▶ Task directions
A line counts if it contains the string "Hufn"; say how many such lines there are, giving only the number.

---------- The data

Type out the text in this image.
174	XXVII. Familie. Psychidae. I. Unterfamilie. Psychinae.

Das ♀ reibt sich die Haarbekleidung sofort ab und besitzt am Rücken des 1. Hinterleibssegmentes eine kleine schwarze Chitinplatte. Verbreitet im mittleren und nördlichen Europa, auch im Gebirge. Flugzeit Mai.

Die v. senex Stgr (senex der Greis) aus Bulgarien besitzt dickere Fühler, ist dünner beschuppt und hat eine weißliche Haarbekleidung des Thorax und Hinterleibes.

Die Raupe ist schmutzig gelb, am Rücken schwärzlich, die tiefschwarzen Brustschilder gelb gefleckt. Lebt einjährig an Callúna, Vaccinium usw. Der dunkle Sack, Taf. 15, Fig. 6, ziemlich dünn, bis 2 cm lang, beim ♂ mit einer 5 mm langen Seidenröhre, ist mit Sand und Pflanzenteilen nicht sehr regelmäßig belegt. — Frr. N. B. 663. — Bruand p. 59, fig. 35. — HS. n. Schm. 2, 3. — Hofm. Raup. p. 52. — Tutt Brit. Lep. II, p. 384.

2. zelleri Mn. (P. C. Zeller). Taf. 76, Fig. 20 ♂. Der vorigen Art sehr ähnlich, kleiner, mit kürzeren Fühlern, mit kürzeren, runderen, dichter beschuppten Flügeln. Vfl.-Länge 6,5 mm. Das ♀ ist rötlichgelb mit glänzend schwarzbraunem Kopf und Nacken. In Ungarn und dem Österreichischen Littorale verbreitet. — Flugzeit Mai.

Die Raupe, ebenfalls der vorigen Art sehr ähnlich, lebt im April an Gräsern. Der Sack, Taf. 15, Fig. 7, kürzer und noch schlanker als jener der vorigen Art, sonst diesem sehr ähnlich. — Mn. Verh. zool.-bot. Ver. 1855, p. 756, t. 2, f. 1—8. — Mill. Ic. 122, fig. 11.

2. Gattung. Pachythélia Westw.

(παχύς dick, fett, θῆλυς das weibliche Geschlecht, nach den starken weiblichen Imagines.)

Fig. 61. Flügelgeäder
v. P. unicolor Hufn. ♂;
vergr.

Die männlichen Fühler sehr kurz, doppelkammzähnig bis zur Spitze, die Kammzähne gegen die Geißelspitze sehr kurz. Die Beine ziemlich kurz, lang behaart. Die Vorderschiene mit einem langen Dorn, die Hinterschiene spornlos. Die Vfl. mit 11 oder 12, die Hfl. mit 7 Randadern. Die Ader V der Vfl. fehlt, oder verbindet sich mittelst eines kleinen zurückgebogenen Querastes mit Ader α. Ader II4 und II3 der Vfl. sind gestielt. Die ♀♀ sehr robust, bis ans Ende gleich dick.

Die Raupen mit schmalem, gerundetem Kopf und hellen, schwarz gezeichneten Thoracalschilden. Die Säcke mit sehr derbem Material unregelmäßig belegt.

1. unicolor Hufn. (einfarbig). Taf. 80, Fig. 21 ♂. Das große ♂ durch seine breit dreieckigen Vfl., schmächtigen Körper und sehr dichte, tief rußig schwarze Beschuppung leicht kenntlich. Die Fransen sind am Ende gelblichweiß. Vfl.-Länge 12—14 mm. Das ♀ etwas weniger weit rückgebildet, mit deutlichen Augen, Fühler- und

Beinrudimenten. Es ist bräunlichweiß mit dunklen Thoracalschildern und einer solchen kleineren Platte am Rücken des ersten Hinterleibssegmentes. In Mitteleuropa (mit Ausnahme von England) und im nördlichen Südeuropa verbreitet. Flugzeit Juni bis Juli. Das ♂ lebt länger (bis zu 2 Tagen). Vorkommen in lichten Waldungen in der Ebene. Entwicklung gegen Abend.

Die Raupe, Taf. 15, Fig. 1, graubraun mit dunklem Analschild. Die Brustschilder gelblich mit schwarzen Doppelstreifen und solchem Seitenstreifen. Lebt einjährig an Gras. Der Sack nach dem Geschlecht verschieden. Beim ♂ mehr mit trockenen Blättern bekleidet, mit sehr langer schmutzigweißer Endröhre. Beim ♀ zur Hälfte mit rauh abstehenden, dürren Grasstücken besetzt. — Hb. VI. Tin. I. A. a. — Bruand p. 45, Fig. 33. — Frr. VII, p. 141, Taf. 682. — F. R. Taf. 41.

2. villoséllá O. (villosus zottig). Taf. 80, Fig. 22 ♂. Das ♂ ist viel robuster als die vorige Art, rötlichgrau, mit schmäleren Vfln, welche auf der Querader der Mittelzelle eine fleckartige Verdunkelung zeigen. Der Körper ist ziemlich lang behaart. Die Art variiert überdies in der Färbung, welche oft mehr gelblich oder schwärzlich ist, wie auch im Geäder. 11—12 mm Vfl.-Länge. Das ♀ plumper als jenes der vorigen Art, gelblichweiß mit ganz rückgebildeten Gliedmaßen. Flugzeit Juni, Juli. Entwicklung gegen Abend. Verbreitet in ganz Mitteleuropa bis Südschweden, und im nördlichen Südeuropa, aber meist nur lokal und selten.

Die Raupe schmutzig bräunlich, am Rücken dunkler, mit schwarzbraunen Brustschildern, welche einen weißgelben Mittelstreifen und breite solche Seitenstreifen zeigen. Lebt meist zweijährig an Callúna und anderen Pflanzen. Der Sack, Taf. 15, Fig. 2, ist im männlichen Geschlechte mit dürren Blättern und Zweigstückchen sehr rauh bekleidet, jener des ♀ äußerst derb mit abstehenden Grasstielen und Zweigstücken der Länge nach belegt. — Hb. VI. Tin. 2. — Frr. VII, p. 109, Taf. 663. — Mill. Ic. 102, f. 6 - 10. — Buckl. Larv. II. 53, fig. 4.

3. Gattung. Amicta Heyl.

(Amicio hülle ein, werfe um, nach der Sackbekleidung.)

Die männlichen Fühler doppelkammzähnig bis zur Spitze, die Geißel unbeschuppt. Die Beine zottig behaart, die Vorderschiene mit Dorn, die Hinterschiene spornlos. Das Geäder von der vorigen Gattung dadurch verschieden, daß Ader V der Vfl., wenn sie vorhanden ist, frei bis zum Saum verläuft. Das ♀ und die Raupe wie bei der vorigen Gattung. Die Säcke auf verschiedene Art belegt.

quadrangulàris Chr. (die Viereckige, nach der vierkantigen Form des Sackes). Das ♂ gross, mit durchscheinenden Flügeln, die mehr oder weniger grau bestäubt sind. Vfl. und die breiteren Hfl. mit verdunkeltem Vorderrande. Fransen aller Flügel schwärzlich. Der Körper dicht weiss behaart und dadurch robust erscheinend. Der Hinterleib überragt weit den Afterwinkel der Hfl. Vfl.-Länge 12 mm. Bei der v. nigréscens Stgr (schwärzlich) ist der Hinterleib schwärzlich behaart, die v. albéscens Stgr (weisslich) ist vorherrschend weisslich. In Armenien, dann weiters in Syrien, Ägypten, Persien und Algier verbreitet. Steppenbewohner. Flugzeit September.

--------------------

▶ Solved problem
2